- TASK INPUT -

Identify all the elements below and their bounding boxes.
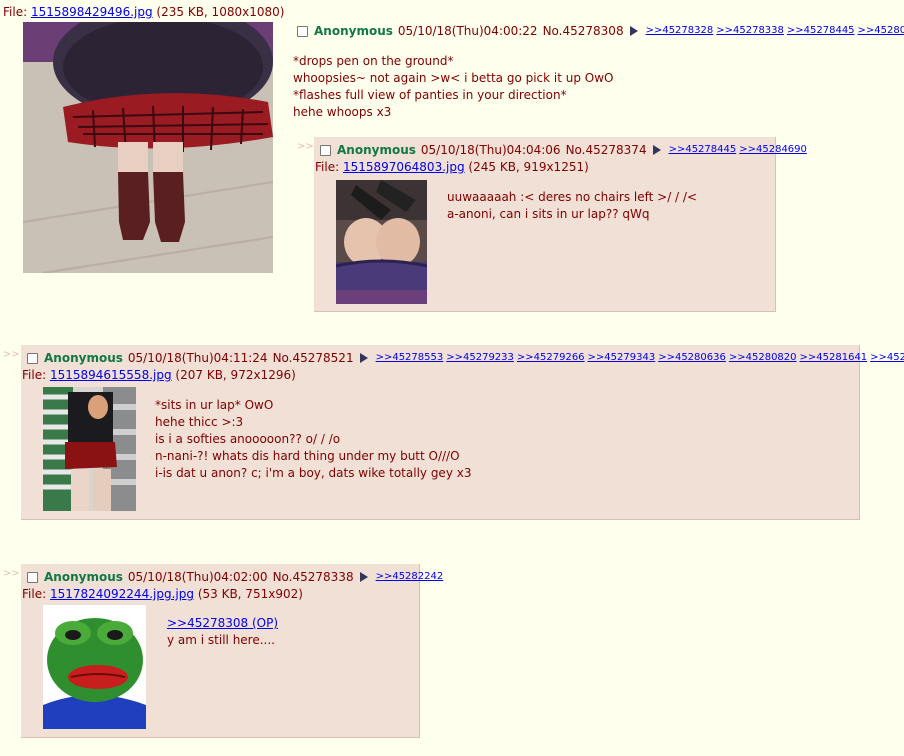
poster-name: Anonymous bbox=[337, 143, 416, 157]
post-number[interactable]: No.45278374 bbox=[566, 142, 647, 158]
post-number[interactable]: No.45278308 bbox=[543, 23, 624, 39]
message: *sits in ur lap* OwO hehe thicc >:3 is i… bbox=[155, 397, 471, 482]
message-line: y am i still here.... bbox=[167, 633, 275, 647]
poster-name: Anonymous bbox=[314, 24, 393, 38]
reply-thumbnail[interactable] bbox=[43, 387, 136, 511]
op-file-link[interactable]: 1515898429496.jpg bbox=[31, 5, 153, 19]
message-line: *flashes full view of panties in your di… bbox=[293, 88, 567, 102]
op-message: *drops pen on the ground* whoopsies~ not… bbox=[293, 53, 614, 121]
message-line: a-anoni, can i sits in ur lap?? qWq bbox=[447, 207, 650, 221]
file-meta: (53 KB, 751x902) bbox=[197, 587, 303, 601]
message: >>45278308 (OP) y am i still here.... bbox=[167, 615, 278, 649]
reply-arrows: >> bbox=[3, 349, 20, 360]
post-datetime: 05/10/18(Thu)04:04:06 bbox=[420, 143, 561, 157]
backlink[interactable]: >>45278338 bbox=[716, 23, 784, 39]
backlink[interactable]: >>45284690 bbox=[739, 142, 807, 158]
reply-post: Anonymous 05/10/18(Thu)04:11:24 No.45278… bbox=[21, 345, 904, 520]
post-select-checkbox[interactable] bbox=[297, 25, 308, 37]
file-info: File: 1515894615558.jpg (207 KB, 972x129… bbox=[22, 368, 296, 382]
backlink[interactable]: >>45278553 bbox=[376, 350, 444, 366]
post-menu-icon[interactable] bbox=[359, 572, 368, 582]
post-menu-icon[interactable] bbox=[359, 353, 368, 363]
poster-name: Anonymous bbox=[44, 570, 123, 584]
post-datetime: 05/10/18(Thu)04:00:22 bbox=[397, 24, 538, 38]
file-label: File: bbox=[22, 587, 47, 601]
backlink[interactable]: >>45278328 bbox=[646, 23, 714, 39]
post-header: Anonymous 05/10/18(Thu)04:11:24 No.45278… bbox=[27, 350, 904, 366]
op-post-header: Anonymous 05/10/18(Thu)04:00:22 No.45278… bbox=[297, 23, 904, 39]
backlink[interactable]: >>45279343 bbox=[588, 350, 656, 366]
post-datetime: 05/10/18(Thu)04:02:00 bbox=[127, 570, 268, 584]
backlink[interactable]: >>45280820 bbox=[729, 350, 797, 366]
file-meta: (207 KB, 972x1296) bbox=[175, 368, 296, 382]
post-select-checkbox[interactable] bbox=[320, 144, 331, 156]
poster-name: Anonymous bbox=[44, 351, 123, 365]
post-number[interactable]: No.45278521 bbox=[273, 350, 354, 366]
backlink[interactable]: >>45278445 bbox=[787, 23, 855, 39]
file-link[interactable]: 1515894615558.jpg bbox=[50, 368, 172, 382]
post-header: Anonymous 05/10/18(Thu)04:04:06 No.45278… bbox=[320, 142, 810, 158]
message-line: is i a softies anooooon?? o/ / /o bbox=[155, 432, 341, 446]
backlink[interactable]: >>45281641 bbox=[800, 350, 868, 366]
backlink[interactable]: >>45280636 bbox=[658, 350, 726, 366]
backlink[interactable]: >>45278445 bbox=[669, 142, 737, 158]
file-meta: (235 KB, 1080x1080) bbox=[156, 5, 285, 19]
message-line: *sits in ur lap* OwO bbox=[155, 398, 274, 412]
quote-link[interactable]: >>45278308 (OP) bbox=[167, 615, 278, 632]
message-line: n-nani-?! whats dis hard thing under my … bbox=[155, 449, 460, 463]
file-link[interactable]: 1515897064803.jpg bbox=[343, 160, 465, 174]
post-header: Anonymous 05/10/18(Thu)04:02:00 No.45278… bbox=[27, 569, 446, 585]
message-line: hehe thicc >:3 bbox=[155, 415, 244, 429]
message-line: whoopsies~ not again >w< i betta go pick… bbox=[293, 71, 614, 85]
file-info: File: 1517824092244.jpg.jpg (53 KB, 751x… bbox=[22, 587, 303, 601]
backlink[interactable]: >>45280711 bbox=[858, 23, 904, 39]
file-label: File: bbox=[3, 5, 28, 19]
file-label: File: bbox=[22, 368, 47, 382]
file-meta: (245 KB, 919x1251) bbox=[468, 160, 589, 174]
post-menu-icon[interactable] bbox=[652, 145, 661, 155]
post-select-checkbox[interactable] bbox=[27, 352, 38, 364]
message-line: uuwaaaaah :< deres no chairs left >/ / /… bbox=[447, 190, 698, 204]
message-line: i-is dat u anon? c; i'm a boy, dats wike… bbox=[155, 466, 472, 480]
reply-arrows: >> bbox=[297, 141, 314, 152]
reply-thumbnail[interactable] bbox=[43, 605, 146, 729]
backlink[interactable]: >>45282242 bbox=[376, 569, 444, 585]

- WHAT THE TASK ASKS -
Put every line of the listing above into a JSON list of strings, one string per line. Leave out blank lines and the pictures.

- TASK ANSWER -
[
  "Identify all the elements below and their bounding boxes.",
  "poster-name: Anonymous bbox=[337, 143, 416, 157]",
  "post-number[interactable]: No.45278374 bbox=[566, 142, 647, 158]",
  "post-number[interactable]: No.45278308 bbox=[543, 23, 624, 39]",
  "message: *sits in ur lap* OwO hehe thicc >:3 is i… bbox=[155, 397, 471, 482]",
  "message-line: y am i still here.... bbox=[167, 633, 275, 647]",
  "poster-name: Anonymous bbox=[314, 24, 393, 38]",
  "reply-thumbnail[interactable] bbox=[43, 387, 136, 511]",
  "op-file-link[interactable]: 1515898429496.jpg bbox=[31, 5, 153, 19]",
  "message-line: *flashes full view of panties in your di… bbox=[293, 88, 567, 102]",
  "op-message: *drops pen on the ground* whoopsies~ not… bbox=[293, 53, 614, 121]",
  "message-line: a-anoni, can i sits in ur lap?? qWq bbox=[447, 207, 650, 221]",
  "file-meta: (53 KB, 751x902) bbox=[197, 587, 303, 601]",
  "message: >>45278308 (OP) y am i still here.... bbox=[167, 615, 278, 649]",
  "reply-arrows: >> bbox=[3, 349, 20, 360]",
  "post-datetime: 05/10/18(Thu)04:04:06 bbox=[420, 143, 561, 157]",
  "backlink[interactable]: >>45278338 bbox=[716, 23, 784, 39]",
  "backlink[interactable]: >>45284690 bbox=[739, 142, 807, 158]",
  "reply-post: Anonymous 05/10/18(Thu)04:11:24 No.45278… bbox=[21, 345, 904, 520]",
  "post-select-checkbox[interactable] bbox=[297, 25, 308, 37]",
  "file-info: File: 1515894615558.jpg (207 KB, 972x129… bbox=[22, 368, 296, 382]",
  "backlink[interactable]: >>45278553 bbox=[376, 350, 444, 366]",
  "post-menu-icon[interactable] bbox=[359, 572, 368, 582]",
  "post-menu-icon[interactable] bbox=[359, 353, 368, 363]",
  "poster-name: Anonymous bbox=[44, 570, 123, 584]",
  "post-datetime: 05/10/18(Thu)04:00:22 bbox=[397, 24, 538, 38]",
  "file-label: File: bbox=[22, 587, 47, 601]",
  "backlink[interactable]: >>45278328 bbox=[646, 23, 714, 39]",
  "post-header: Anonymous 05/10/18(Thu)04:11:24 No.45278… bbox=[27, 350, 904, 366]",
  "op-post-header: Anonymous 05/10/18(Thu)04:00:22 No.45278… bbox=[297, 23, 904, 39]",
  "backlink[interactable]: >>45279343 bbox=[588, 350, 656, 366]",
  "post-datetime: 05/10/18(Thu)04:02:00 bbox=[127, 570, 268, 584]",
  "backlink[interactable]: >>45280820 bbox=[729, 350, 797, 366]",
  "file-meta: (207 KB, 972x1296) bbox=[175, 368, 296, 382]",
  "post-select-checkbox[interactable] bbox=[320, 144, 331, 156]",
  "poster-name: Anonymous bbox=[44, 351, 123, 365]",
  "post-number[interactable]: No.45278521 bbox=[273, 350, 354, 366]",
  "backlink[interactable]: >>45278445 bbox=[787, 23, 855, 39]",
  "file-link[interactable]: 1515894615558.jpg bbox=[50, 368, 172, 382]",
  "post-header: Anonymous 05/10/18(Thu)04:04:06 No.45278… bbox=[320, 142, 810, 158]",
  "message-line: is i a softies anooooon?? o/ / /o bbox=[155, 432, 341, 446]",
  "backlink[interactable]: >>45281641 bbox=[800, 350, 868, 366]",
  "backlink[interactable]: >>45280636 bbox=[658, 350, 726, 366]",
  "backlink[interactable]: >>45278445 bbox=[669, 142, 737, 158]",
  "file-meta: (235 KB, 1080x1080) bbox=[156, 5, 285, 19]",
  "message-line: *sits in ur lap* OwO bbox=[155, 398, 274, 412]",
  "quote-link[interactable]: >>45278308 (OP) bbox=[167, 615, 278, 632]",
  "message-line: n-nani-?! whats dis hard thing under my … bbox=[155, 449, 460, 463]",
  "file-link[interactable]: 1515897064803.jpg bbox=[343, 160, 465, 174]",
  "post-header: Anonymous 05/10/18(Thu)04:02:00 No.45278… bbox=[27, 569, 446, 585]",
  "message-line: hehe thicc >:3 bbox=[155, 415, 244, 429]",
  "message-line: whoopsies~ not again >w< i betta go pick… bbox=[293, 71, 614, 85]",
  "file-info: File: 1517824092244.jpg.jpg (53 KB, 751x… bbox=[22, 587, 303, 601]",
  "backlink[interactable]: >>45280711 bbox=[858, 23, 904, 39]",
  "file-label: File: bbox=[3, 5, 28, 19]",
  "file-label: File: bbox=[22, 368, 47, 382]",
  "file-meta: (245 KB, 919x1251) bbox=[468, 160, 589, 174]",
  "post-menu-icon[interactable] bbox=[652, 145, 661, 155]",
  "post-select-checkbox[interactable] bbox=[27, 352, 38, 364]",
  "message-line: uuwaaaaah :< deres no chairs left >/ / /… bbox=[447, 190, 698, 204]",
  "message-line: i-is dat u anon? c; i'm a boy, dats wike… bbox=[155, 466, 472, 480]",
  "reply-arrows: >> bbox=[297, 141, 314, 152]",
  "reply-thumbnail[interactable] bbox=[43, 605, 146, 729]",
  "backlink[interactable]: >>45282242 bbox=[376, 569, 444, 585]"
]